**TRAVAIL DEMANDÉ:**
Extrayez du texte sur les juridictions pénales internationales pour la RDC le passage qui commence par « La répression des crimes perpétrés » et se poursuit jusqu'à « régime de répression. » inclus, sans y changer un seul mot.

**TEXTE EXTRAIT:**
=====

La justice nationale - déjà incapable de répondre aux attentes de la société et de satisfaire le justiciable de droit commun - peine à aborder les questions qui touchent aux violations graves du droit international humanitaire, matière peu connue des acteurs judiciaires congolais.
La répression des crimes perpétrés contre le droit international humanitaire au cours du conflit armé en RDC, passe par la création des juridictions pénales internationales et l’adoption des instruments juridiques fixant leur régime de répression.
Deux types de juridictions sont envisageables : soit la création d’un tribunal pénal international (TPI) entièrement sous l’égide des Nations unies ; soit l’érection d’un tribunal mixte, dans lequel siègent des juges nationaux, mais qui devrait bénéficier du concours actif des juges internationaux. La Cour pénale internationale (CPI), quant à elle, a un rôle primordial et crucial dans la répression des crimes qui entrent dans sa compétence.
I. L’hypothèse de l’institution d’un TPI pour la RDC
Faudrait-il envisager la création d’un tribunal pénal international pour la RDC ? S’il faut se référer aux paramètres contextuels, politiques, sociaux et économiques de la RDC, et se baser sur les motivations qui ont conduit à l’érection de deux précédents tribunaux pénaux internationaux, il semble bien légitime de l’envisager.
La procédure de création
Avec l’expérience de deux précédentes juridictions pénales internationales, la décision de la création d’un Tribunal pénal international pour la RDC ne passerait que par une résolution du Conseil de sécurité des Nations unies. L’initiative de la création d’une telle institution émane soit du Conseil de sécurité lui- même, soit de l’Etat requérant. Pour la création du Tribunal pénal international pour l’ex- Yougoslavie, la décision a été prise à l’initiative du Conseil de sécurité.
ce qui ressort du préambule de la Résolution 827 du 25 mai 1993 par ces termes : « Prenant note à cet égard de la recommandation des Coprésidents du Comité directeur de la Conférence internationale sur l’ex- Yougoslavie en faveur de la création d’un tel tribunal (S/25221) ».
La décision de créer le Tribunal pénal international pour le Rwanda a été prise à la demande du Gouvernement rwandais. C’est qu’exprime le paragraphe 1 de la Résolution 955 du Conseil de sécurité en ces termes : « Décide par la présente résolution, comme suite à la demande qu’il a reçue du Gouvernement rwandais (S/ 1994/ 1115), de créer un tribunal pénal international (…) ».
Il sied de noter que la résolution de créer un tribunal pénal international sous les auspices du Conseil de sécurité des Nations unies se fonde sur le Chapitre VII de la Charte des Nations unies.
Une étude analytique sur les actes créateurs des tribunaux pénaux internationaux mixtes nous renseigne qu’il a existé quatre modes procéduraux pour la création d’une juridiction pénale internationale mixte.
Ainsi, pour le Tribunal spécial pour la Sierra Léone, l’acte générateur de cette juridiction est un traité bilatéral pris conformément à une résolution du Conseil de sécurité des Nations unies.

=====

**DONNÉES BRUTES:**
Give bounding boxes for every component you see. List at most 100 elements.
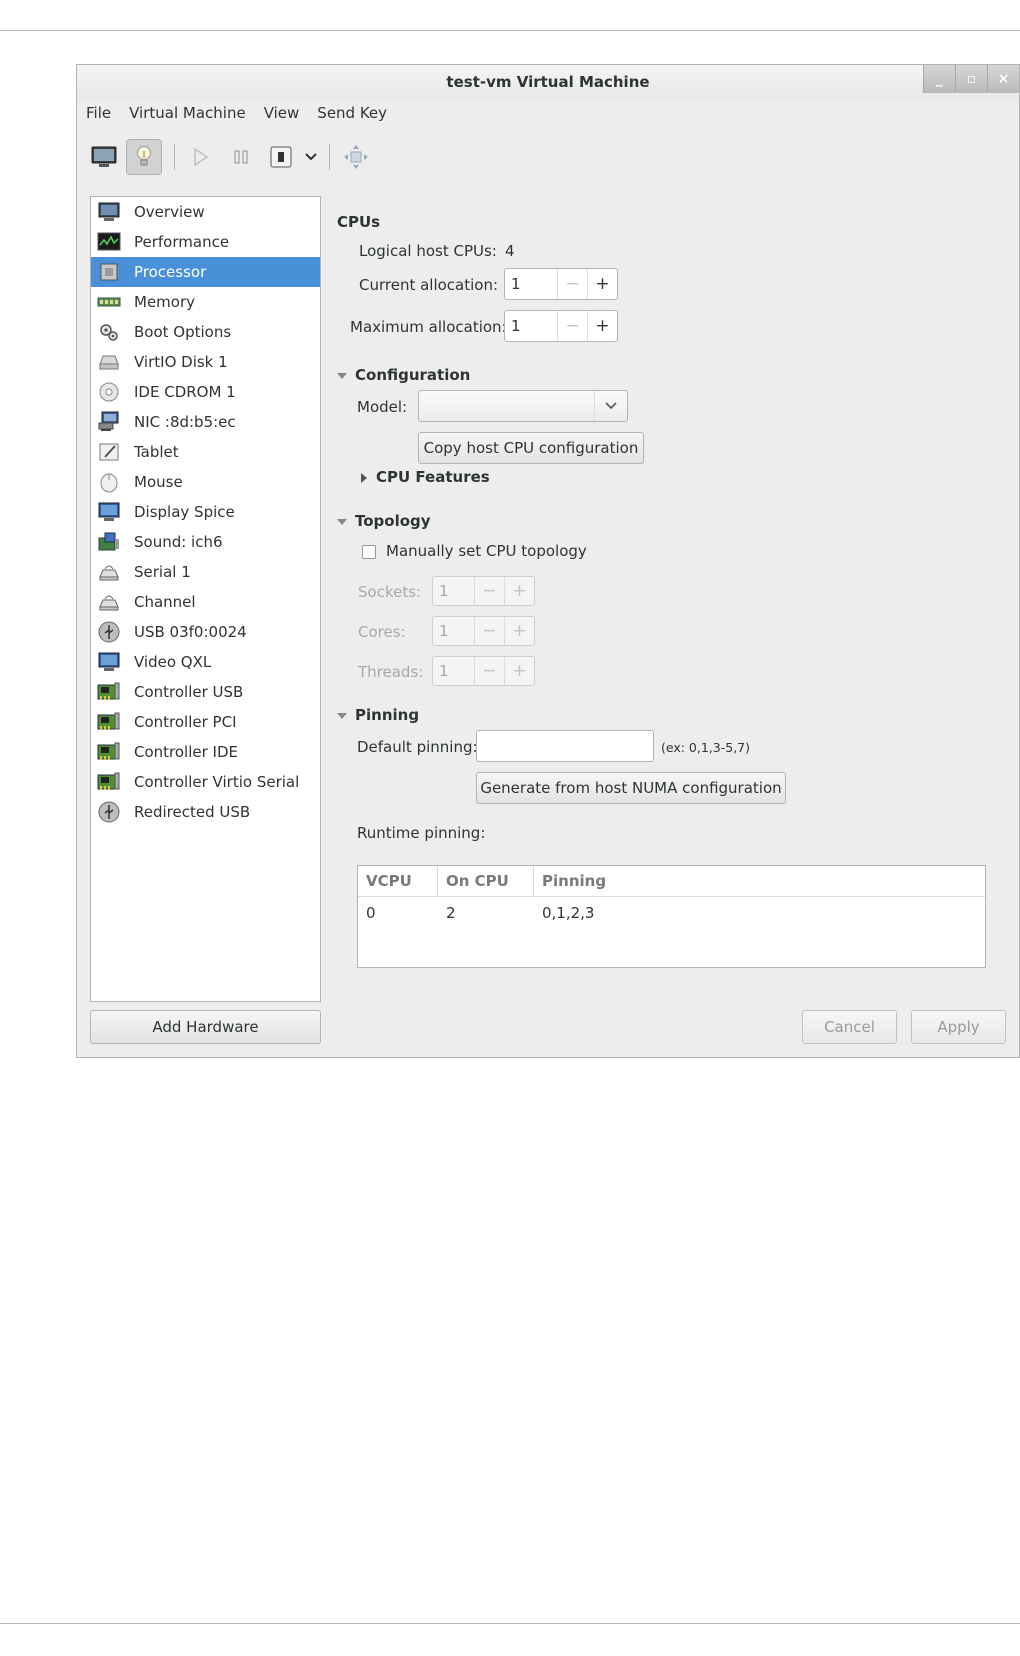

=====

**SOLUTION PROPOSÉE:**
La répression des crimes perpétrés contre le droit international humanitaire au cours du conflit armé en RDC, passe par la création des juridictions pénales internationales et l’adoption des instruments juridiques fixant leur régime de répression.